__OBJECTIVE__
Show all lines that include the string "content"; copy each one.

__MATERIAL TO PROCESS__
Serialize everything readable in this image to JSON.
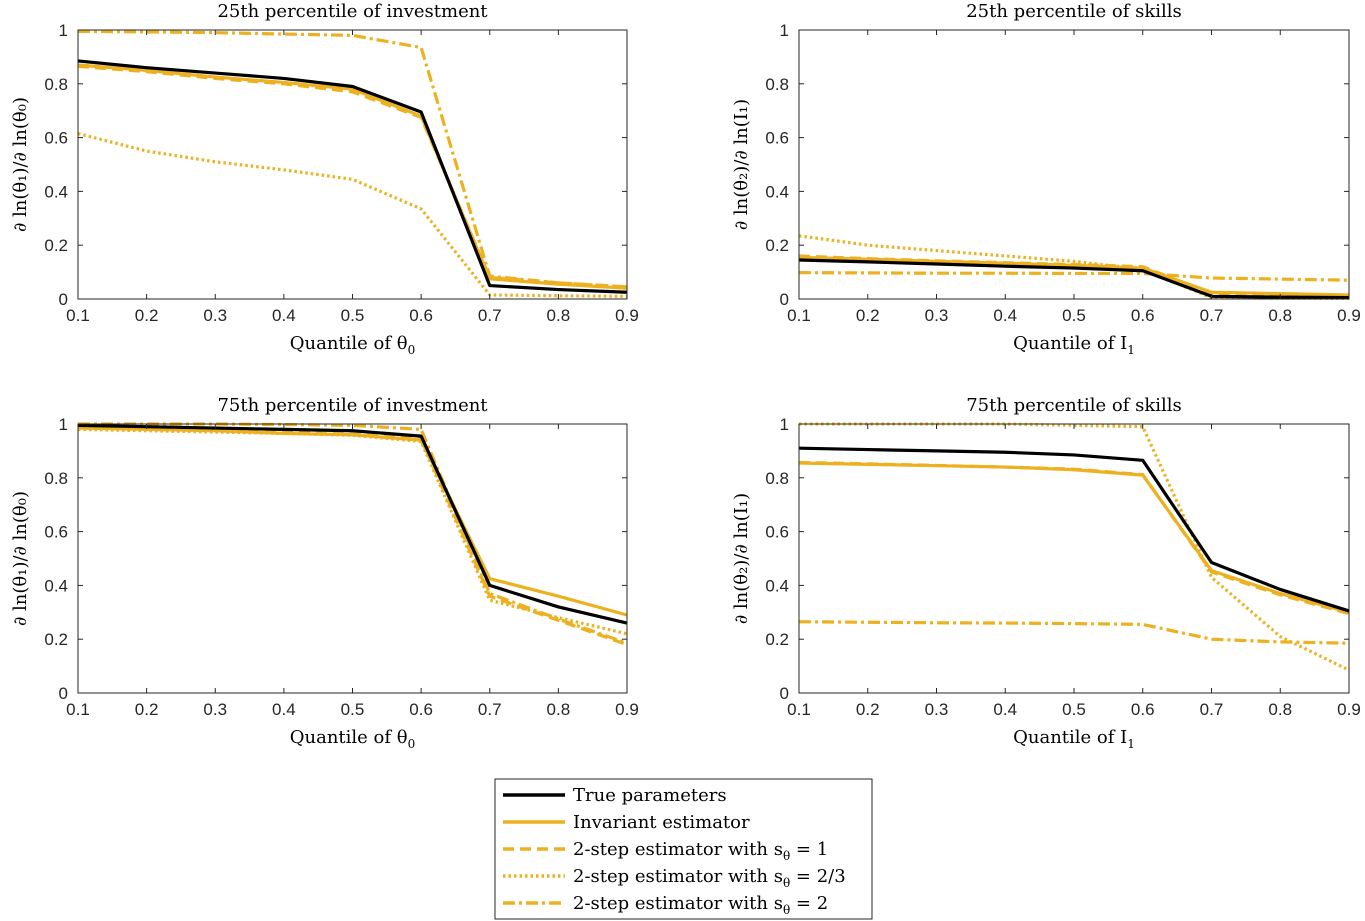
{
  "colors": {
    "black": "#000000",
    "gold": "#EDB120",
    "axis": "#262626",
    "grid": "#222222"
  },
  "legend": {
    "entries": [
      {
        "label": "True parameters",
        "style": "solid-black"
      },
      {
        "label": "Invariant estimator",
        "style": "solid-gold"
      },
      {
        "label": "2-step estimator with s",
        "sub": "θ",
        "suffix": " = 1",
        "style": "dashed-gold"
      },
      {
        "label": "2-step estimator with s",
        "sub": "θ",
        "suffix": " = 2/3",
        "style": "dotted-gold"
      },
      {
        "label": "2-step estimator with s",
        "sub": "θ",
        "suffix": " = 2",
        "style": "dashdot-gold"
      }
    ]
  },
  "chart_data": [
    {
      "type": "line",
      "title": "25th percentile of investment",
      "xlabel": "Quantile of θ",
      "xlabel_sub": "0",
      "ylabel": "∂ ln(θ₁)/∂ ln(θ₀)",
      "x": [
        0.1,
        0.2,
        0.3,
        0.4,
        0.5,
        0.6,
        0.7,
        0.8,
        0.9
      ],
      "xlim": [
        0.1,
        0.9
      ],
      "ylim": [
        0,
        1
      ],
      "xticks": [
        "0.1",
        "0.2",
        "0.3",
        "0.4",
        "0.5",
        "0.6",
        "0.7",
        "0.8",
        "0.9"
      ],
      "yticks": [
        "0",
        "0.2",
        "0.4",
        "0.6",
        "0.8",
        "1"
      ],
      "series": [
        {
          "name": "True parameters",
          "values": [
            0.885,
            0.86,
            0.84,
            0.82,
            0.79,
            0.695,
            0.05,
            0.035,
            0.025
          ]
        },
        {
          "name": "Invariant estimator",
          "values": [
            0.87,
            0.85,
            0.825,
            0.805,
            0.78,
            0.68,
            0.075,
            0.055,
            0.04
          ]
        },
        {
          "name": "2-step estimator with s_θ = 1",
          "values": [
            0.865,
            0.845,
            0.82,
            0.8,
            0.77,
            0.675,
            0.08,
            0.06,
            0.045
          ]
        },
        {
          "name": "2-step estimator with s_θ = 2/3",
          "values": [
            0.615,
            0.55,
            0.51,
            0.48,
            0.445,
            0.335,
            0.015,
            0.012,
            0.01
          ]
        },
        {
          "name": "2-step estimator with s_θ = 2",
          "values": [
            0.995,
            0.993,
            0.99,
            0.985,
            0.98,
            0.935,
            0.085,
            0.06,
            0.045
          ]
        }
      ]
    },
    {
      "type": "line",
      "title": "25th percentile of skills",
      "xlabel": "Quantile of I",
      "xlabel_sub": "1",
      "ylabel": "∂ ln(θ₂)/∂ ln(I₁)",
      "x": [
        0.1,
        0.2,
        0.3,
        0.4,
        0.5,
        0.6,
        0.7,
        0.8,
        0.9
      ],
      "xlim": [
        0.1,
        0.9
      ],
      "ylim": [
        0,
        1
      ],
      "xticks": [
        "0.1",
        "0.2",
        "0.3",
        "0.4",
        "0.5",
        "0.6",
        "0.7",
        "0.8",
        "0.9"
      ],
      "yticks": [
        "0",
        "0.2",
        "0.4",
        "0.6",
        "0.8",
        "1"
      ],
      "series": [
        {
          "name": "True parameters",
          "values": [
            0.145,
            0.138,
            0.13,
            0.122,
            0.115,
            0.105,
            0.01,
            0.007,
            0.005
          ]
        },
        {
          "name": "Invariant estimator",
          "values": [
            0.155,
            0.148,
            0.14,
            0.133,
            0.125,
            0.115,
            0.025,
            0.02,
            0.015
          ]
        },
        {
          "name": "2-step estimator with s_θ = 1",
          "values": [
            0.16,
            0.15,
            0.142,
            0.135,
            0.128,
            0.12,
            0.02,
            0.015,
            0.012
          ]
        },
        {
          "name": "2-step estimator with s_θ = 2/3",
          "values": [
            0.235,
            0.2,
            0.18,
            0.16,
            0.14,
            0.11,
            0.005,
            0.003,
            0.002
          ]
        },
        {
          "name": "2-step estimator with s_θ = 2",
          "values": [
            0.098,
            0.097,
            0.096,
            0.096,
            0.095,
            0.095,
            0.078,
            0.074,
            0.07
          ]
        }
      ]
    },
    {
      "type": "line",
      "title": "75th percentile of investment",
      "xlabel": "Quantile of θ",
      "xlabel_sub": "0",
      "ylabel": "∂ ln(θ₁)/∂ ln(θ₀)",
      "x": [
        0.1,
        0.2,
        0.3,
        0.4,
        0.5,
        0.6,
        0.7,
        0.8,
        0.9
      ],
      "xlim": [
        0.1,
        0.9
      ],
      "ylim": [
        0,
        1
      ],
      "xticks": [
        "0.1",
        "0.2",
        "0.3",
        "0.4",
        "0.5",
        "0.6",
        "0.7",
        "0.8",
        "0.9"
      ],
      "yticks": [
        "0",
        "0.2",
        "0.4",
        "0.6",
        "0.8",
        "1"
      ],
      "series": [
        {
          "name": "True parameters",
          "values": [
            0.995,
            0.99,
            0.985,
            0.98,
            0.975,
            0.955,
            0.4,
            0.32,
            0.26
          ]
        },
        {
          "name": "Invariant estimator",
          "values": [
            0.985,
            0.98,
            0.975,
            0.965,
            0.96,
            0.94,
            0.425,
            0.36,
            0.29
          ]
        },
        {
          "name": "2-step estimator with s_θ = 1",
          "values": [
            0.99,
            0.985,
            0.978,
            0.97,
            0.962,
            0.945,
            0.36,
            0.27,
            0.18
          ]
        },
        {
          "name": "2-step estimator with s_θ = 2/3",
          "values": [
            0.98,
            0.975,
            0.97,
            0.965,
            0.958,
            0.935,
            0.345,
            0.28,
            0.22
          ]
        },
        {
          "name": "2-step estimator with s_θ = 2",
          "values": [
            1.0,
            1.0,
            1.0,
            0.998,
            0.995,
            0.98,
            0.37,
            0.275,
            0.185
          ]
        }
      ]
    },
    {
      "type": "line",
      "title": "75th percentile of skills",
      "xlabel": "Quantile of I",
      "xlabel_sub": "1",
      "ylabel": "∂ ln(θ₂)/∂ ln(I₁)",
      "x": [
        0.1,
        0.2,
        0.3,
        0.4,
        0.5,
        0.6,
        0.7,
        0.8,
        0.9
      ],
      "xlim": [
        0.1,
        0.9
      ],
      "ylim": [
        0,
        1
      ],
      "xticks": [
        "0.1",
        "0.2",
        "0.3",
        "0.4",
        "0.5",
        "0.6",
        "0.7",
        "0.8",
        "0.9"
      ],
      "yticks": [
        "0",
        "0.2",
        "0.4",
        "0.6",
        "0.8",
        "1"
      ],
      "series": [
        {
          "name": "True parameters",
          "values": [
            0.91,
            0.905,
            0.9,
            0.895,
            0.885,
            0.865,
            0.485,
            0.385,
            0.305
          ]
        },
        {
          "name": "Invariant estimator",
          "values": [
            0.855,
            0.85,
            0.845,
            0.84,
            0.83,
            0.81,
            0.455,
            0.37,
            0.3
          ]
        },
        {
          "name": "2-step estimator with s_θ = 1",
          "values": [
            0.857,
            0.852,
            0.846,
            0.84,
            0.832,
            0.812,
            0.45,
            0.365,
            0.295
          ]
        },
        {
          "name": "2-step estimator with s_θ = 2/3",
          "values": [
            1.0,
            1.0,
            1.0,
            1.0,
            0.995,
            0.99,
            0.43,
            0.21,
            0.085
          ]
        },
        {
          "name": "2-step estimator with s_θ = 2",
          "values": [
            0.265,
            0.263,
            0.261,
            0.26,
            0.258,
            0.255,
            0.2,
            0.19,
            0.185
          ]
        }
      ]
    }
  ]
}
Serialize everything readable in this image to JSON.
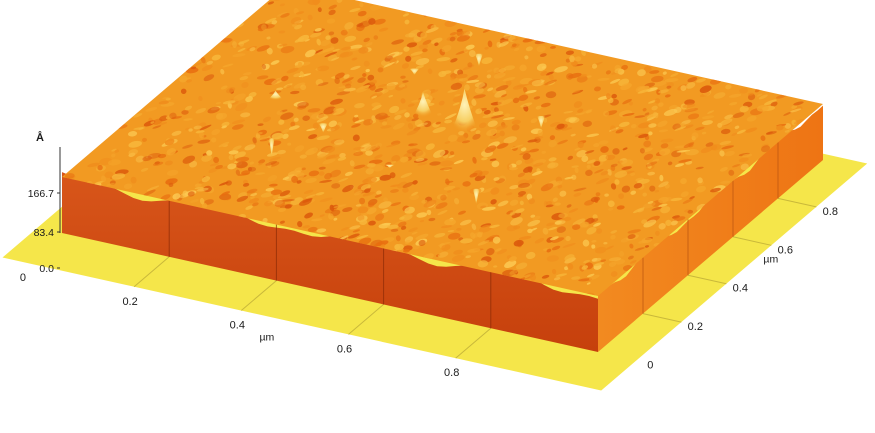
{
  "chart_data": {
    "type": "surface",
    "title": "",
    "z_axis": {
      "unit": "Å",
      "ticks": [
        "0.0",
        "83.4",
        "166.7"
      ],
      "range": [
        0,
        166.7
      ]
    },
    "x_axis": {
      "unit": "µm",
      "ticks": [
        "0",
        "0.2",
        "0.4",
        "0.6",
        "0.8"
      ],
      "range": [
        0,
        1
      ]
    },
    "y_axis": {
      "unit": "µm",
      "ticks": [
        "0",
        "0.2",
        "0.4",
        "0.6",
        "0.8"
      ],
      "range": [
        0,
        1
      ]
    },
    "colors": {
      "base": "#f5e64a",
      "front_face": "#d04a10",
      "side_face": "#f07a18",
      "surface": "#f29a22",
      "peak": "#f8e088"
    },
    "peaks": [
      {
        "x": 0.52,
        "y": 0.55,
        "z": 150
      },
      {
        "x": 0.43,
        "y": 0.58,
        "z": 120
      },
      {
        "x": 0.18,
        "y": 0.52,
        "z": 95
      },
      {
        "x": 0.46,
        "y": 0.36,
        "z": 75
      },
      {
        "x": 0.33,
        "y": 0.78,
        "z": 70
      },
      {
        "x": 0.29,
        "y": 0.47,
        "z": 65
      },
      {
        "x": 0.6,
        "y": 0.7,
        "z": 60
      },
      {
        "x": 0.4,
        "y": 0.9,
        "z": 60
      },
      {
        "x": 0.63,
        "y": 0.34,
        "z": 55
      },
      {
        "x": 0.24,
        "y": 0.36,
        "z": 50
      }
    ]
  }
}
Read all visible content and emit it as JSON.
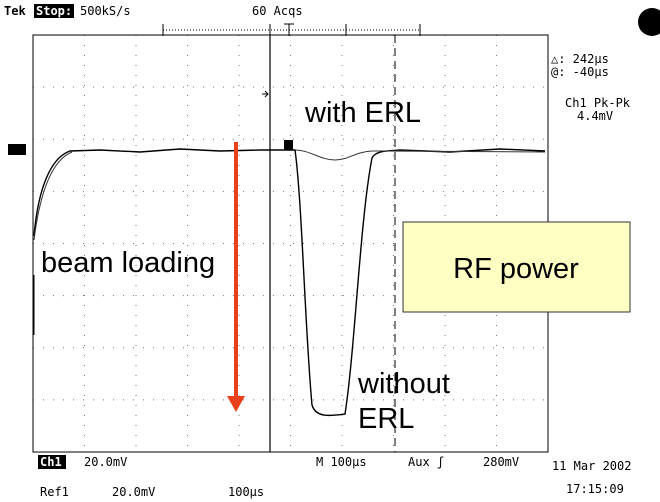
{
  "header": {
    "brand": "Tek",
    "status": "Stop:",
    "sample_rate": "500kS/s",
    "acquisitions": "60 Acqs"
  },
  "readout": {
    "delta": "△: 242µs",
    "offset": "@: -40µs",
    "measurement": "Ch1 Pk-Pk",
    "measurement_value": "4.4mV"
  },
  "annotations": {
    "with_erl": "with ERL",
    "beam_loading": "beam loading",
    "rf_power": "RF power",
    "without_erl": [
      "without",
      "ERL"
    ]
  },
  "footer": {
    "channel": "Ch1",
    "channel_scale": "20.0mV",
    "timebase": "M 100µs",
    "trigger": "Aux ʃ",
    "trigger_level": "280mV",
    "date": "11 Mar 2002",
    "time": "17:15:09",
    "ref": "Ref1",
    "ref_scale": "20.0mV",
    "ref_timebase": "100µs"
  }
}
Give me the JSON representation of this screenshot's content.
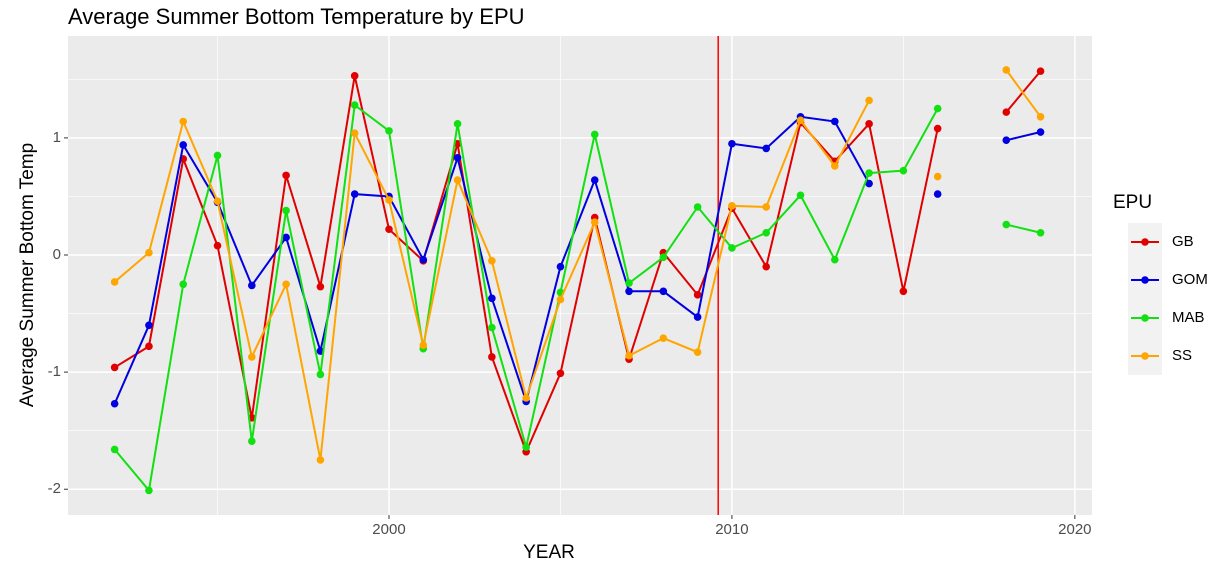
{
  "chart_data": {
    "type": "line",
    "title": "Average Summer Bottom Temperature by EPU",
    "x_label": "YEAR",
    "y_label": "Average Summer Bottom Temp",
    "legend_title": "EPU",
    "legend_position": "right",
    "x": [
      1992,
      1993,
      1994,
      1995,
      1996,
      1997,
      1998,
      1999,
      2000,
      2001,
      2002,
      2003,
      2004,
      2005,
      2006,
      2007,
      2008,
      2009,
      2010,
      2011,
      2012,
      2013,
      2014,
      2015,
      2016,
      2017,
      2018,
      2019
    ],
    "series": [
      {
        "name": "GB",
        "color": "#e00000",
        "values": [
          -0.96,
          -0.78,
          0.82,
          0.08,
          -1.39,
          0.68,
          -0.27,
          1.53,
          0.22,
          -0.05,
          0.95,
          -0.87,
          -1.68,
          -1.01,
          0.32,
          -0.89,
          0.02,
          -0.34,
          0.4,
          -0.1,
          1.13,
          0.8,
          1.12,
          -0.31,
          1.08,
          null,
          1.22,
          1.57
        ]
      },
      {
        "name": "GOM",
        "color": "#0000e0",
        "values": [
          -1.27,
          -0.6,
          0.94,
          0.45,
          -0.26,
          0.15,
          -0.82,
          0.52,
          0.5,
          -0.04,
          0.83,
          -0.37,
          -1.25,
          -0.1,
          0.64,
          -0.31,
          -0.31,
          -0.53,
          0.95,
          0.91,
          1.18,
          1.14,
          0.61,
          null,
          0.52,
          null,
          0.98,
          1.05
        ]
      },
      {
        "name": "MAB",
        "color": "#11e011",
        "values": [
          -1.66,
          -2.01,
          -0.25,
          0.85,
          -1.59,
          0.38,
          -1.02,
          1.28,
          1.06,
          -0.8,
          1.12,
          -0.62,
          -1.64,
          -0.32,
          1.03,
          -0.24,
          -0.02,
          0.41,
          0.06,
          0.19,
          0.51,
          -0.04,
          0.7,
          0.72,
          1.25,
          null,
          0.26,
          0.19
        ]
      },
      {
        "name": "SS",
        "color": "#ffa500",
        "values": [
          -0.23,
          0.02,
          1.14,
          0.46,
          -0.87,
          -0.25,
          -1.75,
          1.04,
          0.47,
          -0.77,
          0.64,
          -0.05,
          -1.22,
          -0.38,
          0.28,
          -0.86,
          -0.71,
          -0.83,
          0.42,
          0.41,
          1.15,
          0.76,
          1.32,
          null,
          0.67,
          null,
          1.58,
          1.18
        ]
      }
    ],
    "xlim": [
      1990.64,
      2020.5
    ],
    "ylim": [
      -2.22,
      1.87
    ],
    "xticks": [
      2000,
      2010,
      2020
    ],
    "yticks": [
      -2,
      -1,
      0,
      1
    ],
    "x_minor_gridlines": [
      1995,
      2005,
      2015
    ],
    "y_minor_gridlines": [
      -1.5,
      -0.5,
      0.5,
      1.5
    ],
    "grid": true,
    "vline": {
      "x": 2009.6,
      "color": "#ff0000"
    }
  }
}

__ANSWER TO THIS EXERCISE__
Read all visible content and emit it as JSON.
Give me the JSON representation of this screenshot's content.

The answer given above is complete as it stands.